**Objective 1:** Give only the number of rows below that contain the string "YOUR", with case counting.

**Supplied text:**
════════════════

Firstly, don’t fight employees. Systems and processes should be designed to work with employees, not against them. If you don’t want employees to click links in emails, don’t send them links in emails. Instead of telling employees off for clicking, use technology to have new links open in a secure sandbox. If you want to educate, do it with small prompts and nudges in line with work activity: did you really want to send this sensitive attachment to your personal email? Now you ask, maybe not.

Secondly, match incentives and outcomes. If your employees’ incentives don’t match the desired outcomes, you will always get the wrong result. Don’t tell employees off for not doing a CBT, as that just drives fear and a tick-box culture. Instead, highlight and reward positive behaviour. For example, instead of monitoring compliance with a phishing test, monitor the rate at which real phish are reported and run a leaderboard for the best departments.

════════════════

**Objective 2:** Echo the part of the passage on employees and security that opens with the words containing "Firstly, don’t fight" and closes with "ask, maybe not.".

(Element boundary records)
════════════════

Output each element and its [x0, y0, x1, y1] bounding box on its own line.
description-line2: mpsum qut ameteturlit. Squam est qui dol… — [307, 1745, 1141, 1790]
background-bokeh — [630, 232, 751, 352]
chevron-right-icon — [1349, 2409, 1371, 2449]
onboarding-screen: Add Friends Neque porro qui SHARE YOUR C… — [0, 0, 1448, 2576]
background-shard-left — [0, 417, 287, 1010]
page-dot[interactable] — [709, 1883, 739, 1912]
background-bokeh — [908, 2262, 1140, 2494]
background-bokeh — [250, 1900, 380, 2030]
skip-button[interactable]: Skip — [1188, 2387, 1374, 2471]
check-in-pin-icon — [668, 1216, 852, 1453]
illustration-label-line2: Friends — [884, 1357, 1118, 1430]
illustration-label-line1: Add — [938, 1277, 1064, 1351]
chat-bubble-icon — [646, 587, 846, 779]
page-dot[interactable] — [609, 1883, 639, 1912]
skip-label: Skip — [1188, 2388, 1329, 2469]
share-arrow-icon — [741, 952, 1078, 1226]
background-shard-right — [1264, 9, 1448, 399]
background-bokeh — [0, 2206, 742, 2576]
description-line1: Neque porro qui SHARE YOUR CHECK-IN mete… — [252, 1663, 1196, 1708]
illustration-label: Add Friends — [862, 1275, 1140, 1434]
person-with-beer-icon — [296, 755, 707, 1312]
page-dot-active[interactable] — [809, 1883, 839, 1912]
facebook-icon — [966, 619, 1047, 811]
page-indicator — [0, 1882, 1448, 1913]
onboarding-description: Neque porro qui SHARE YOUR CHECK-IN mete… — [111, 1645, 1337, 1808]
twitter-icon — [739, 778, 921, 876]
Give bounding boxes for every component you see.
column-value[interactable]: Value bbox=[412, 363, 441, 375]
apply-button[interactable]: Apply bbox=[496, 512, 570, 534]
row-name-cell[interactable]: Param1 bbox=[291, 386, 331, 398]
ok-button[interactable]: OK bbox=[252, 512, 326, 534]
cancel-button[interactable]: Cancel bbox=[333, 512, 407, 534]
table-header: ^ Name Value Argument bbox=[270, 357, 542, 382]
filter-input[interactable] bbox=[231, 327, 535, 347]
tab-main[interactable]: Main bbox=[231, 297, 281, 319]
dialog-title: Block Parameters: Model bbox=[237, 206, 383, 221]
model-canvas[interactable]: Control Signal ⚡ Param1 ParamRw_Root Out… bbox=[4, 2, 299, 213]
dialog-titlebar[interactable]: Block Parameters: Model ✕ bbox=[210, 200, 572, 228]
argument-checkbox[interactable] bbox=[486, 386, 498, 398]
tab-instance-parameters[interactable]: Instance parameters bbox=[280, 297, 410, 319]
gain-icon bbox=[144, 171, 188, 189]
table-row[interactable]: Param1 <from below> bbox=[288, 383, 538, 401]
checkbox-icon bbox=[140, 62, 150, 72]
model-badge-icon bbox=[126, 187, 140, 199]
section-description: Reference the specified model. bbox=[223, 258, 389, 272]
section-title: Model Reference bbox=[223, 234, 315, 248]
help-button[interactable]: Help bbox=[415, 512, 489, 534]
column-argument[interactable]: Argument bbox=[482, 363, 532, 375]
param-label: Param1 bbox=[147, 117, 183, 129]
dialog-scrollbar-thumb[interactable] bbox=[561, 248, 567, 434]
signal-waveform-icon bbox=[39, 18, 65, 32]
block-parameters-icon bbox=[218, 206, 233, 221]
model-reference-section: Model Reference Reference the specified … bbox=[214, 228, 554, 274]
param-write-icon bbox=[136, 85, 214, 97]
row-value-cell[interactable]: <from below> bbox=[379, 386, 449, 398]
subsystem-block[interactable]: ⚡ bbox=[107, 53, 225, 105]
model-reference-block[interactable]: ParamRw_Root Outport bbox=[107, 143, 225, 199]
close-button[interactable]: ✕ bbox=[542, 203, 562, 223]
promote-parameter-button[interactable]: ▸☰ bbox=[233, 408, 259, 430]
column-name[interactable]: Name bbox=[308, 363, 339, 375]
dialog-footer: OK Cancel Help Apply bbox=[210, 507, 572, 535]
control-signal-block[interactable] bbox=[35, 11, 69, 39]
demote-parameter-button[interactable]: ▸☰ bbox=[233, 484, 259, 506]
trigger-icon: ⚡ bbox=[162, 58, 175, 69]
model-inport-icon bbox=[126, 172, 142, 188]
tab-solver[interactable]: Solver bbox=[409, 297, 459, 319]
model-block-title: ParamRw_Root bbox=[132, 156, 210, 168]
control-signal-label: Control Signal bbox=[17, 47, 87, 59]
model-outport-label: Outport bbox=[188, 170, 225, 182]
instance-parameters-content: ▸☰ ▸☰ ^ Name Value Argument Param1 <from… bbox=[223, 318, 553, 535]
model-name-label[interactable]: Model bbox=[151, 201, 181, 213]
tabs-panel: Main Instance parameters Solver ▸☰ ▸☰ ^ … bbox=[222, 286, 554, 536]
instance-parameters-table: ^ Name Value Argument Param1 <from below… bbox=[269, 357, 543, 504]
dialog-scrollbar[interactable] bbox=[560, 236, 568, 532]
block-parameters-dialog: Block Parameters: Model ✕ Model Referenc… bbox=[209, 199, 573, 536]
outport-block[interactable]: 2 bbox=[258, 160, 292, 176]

════════════════

**Task solution 1:** 3

**Task solution 2:**
Firstly, don’t fight employees. Systems and processes should be designed to work with employees, not against them. If you don’t want employees to click links in emails, don’t send them links in emails. Instead of telling employees off for clicking, use technology to have new links open in a secure sandbox. If you want to educate, do it with small prompts and nudges in line with work activity: did you really want to send this sensitive attachment to your personal email? Now you ask, maybe not.